Dopo aver sagomato la lamina sulla superficie, si procederà ripiegando la parte eccedente del foglio di piombo sul bordo dell’aggetto (praticando dei tagli così da consentirne la piegatura) utilizzando, per questo, una tavoletta di legno appoggiata sul lembo piegato battendola, lievemente, con un’altra tavoletta in modo da farla meglio aderire alla superficie. Il materiale in eccesso potrà essere tagliato utilizzando un ferro piegato ad L dotato di punta sull’estremità: il passaggio del ferro sull’estradosso dell’aggetto garantirà il taglio della lamina. Le sovrapposizioni delle parti ripiegate potranno essere fermate tramite graffette così da impedirne il movimento. Si procederà poi nella pulitura, mediante spazzola metallica, dei lembi da saldare così da renderli scabri; la superficie dovrà essere scaldata con un cannello a gas applicando contemporaneamente la stearina (in modo da garantire la perfetta adesione del metallo al riporto), infine si fonderà una barretta composta di una lega di stagno e piombo sul giunto da sigillare. La perfetta adesione e stabilità delle protezioni sommitali delle superfici aggettanti (specialmente se di considerevoli dimensioni) potrà essere ulteriormente garantita con la messa in opera
di tasselli chiodati di cui si dovrà provvedere a proteggere la testa con un rettangolo di piombo saldato alla lastra principale in modo da ostruire i fori, evitando possibili infiltrazione di acqua.

**RIGHE:**

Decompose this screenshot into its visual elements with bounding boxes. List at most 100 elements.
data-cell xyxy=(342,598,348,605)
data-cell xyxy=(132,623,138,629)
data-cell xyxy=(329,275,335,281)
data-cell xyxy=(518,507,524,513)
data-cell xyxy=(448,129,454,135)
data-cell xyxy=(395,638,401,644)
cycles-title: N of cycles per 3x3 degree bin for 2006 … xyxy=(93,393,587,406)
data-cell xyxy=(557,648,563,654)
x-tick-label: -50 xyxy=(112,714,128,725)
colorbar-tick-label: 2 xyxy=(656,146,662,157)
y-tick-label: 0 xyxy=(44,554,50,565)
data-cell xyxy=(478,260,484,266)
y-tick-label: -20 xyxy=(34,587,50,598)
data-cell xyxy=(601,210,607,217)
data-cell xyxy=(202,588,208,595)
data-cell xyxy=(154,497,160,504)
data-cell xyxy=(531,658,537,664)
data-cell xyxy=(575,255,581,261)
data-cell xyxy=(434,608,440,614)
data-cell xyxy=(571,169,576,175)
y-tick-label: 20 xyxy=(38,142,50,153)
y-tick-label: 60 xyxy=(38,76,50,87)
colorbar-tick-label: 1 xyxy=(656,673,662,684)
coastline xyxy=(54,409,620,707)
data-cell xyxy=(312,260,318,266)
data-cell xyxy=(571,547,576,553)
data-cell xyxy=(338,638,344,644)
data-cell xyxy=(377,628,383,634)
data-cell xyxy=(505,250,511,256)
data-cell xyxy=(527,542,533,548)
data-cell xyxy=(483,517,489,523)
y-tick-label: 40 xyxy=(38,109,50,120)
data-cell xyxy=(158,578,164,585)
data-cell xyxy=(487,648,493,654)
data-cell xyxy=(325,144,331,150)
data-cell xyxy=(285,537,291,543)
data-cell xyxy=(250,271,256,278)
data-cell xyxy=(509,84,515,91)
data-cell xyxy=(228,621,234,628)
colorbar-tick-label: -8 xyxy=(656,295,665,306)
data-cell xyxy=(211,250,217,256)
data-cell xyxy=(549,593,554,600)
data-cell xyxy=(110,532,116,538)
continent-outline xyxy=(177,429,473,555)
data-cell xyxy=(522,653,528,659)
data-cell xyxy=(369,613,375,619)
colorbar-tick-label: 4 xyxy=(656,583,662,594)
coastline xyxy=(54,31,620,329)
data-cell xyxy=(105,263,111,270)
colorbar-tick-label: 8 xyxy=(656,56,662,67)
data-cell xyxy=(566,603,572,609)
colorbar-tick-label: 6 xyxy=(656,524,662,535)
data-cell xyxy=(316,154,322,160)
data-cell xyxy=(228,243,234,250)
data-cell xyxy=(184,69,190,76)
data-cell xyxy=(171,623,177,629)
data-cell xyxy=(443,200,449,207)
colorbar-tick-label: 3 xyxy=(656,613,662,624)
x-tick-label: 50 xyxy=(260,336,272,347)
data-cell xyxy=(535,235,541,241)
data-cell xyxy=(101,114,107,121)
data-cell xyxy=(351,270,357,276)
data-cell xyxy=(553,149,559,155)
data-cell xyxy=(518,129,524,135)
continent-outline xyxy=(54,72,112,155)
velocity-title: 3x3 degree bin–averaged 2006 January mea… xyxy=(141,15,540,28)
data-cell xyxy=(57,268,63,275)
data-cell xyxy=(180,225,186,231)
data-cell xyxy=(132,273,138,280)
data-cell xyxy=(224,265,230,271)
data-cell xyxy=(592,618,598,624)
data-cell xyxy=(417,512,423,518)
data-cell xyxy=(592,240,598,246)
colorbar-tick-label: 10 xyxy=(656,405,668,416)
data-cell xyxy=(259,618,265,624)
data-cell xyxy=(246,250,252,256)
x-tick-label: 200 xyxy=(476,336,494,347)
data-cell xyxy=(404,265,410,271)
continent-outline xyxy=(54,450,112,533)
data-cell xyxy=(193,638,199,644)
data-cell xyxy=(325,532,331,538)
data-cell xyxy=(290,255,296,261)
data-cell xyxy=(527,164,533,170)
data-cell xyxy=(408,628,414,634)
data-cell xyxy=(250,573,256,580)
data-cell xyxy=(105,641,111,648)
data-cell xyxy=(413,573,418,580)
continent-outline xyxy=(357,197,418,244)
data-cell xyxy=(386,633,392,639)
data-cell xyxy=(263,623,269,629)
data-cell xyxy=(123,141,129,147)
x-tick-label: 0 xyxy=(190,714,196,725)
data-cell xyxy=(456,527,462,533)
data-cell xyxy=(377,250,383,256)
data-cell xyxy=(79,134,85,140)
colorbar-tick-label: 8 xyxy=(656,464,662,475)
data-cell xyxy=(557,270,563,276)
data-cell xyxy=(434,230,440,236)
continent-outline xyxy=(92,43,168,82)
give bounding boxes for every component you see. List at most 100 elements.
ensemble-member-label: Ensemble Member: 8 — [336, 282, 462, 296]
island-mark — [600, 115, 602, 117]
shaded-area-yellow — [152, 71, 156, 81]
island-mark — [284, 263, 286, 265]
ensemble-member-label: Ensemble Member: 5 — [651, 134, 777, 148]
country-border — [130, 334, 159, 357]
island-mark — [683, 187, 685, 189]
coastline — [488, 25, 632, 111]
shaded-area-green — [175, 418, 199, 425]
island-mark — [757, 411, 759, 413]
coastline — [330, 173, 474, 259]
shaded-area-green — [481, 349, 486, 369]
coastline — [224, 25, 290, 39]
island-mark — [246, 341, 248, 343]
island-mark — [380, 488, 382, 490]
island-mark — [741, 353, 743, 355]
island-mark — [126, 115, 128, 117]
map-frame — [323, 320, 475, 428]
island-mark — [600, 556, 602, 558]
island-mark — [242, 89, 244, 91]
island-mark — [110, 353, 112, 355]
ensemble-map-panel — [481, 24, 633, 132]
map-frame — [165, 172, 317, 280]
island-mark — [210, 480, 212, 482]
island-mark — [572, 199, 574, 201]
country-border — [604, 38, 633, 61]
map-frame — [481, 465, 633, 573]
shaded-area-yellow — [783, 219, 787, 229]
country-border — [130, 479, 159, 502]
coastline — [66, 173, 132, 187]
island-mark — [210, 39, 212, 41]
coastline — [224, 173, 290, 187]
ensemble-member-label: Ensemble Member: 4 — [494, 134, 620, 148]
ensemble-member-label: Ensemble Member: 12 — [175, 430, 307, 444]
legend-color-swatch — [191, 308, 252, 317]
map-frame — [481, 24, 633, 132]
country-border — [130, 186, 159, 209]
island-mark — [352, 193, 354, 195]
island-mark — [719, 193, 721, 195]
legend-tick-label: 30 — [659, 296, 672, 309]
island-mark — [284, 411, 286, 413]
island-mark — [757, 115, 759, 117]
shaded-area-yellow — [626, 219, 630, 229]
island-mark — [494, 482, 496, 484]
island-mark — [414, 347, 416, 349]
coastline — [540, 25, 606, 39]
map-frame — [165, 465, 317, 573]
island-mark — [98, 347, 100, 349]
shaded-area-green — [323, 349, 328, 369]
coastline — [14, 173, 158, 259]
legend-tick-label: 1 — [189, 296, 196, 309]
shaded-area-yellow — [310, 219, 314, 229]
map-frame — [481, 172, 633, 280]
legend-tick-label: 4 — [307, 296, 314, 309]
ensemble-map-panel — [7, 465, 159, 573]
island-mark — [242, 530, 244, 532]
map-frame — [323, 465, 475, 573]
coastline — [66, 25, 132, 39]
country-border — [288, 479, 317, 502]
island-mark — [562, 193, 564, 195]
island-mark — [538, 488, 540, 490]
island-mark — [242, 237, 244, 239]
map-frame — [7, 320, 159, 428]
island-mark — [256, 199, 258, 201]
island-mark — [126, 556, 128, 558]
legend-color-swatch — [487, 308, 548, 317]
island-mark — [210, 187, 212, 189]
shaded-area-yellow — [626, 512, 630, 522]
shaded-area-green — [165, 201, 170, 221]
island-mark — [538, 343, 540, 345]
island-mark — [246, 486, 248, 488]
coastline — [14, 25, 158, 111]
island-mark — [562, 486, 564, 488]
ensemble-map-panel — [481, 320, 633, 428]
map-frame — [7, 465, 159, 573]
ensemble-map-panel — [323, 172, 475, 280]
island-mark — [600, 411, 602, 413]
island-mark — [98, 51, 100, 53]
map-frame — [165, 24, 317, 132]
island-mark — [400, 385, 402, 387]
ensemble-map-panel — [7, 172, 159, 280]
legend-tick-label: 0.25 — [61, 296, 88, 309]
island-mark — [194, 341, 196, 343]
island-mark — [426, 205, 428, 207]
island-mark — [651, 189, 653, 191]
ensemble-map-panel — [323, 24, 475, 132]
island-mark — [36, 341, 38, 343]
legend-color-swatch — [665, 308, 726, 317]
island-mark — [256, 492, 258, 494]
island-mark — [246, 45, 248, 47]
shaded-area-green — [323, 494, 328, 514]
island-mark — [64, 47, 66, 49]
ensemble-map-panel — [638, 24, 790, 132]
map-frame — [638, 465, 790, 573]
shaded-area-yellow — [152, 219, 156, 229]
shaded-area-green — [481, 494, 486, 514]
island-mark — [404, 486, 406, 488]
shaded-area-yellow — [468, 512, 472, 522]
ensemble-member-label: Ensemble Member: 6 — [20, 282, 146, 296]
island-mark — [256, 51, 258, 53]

**COMPITO 1:** Secondo l'estratto della pagina, con quale attrezzo si taglia il materiale in eccesso della lamina di piombo?
**COMPITO 2:** Indica se ciascuna affermazione concorda con l'estratto della pagina, rispondendo sì o no e citando le parole decisive del testo: (a) i lembi da saldare vengono puliti con una spazzola metallica; (b) la superficie viene scaldata con un ferro elettrico; (c) le sovrapposizioni delle parti ripiegate possono essere fermate con graffette.

**RISPOSTA COMPLETA 1:** Con un ferro piegato ad L dotato di punta sull’estremità.

**RISPOSTA COMPLETA 2:**
(a) Sì: "Si procederà poi nella pulitura, mediante spazzola metallica, dei lembi da saldare".
(b) No: "la superficie dovrà essere scaldata con un cannello a gas".
(c) Sì: "Le sovrapposizioni delle parti ripiegate potranno essere fermate tramite graffette".